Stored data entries

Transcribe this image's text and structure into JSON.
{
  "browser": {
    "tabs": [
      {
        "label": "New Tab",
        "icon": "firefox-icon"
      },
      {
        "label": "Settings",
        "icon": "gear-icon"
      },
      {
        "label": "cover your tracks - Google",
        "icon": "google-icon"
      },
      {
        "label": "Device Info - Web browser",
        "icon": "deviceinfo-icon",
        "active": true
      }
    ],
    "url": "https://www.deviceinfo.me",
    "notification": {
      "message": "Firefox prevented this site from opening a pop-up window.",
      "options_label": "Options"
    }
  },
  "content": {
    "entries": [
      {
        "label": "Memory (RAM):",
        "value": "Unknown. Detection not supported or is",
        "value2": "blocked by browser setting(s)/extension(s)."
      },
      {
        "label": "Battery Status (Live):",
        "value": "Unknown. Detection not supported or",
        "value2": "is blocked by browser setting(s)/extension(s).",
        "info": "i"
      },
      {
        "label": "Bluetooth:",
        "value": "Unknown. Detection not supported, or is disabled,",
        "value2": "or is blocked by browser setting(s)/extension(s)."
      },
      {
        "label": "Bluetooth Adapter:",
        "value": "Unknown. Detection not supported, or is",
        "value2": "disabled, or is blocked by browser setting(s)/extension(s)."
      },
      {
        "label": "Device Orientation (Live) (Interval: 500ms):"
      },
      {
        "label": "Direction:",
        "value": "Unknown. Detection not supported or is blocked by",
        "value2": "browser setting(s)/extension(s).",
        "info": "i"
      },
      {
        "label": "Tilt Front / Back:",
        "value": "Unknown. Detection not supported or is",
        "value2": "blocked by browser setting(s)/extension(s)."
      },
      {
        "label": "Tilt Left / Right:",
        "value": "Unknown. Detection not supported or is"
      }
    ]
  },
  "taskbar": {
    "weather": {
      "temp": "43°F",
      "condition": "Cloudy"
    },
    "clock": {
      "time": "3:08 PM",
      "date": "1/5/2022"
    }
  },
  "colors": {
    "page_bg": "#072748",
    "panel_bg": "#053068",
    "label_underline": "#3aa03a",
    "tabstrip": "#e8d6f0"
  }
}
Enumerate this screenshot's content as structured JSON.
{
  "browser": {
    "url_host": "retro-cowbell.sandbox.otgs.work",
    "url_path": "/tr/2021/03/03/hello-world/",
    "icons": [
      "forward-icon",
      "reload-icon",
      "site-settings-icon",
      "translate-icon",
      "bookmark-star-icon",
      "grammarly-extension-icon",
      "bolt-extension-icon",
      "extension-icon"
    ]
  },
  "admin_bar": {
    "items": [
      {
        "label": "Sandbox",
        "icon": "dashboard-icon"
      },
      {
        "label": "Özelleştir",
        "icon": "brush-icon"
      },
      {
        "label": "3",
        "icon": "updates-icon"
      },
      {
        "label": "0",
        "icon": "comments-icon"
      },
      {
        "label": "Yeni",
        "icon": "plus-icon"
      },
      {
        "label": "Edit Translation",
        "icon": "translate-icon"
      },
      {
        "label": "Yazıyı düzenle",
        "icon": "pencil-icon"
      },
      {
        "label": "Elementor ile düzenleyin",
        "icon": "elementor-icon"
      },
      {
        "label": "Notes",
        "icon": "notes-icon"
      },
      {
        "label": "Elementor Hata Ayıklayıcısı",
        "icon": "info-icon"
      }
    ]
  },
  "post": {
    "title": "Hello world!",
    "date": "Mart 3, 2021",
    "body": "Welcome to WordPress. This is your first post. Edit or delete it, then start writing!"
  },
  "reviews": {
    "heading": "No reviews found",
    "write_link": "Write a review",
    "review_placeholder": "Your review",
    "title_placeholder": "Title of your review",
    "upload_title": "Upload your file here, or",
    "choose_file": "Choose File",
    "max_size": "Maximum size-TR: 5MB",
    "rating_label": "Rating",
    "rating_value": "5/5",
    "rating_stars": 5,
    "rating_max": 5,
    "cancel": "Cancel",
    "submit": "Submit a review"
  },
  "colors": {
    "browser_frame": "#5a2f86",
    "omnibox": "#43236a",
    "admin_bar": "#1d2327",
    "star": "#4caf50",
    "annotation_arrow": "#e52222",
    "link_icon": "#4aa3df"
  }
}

§ **TASK PROMPT**
State how many lines of the records above contain "site", with no words besides the number.

§ **RESULT OF THIS TASK**
2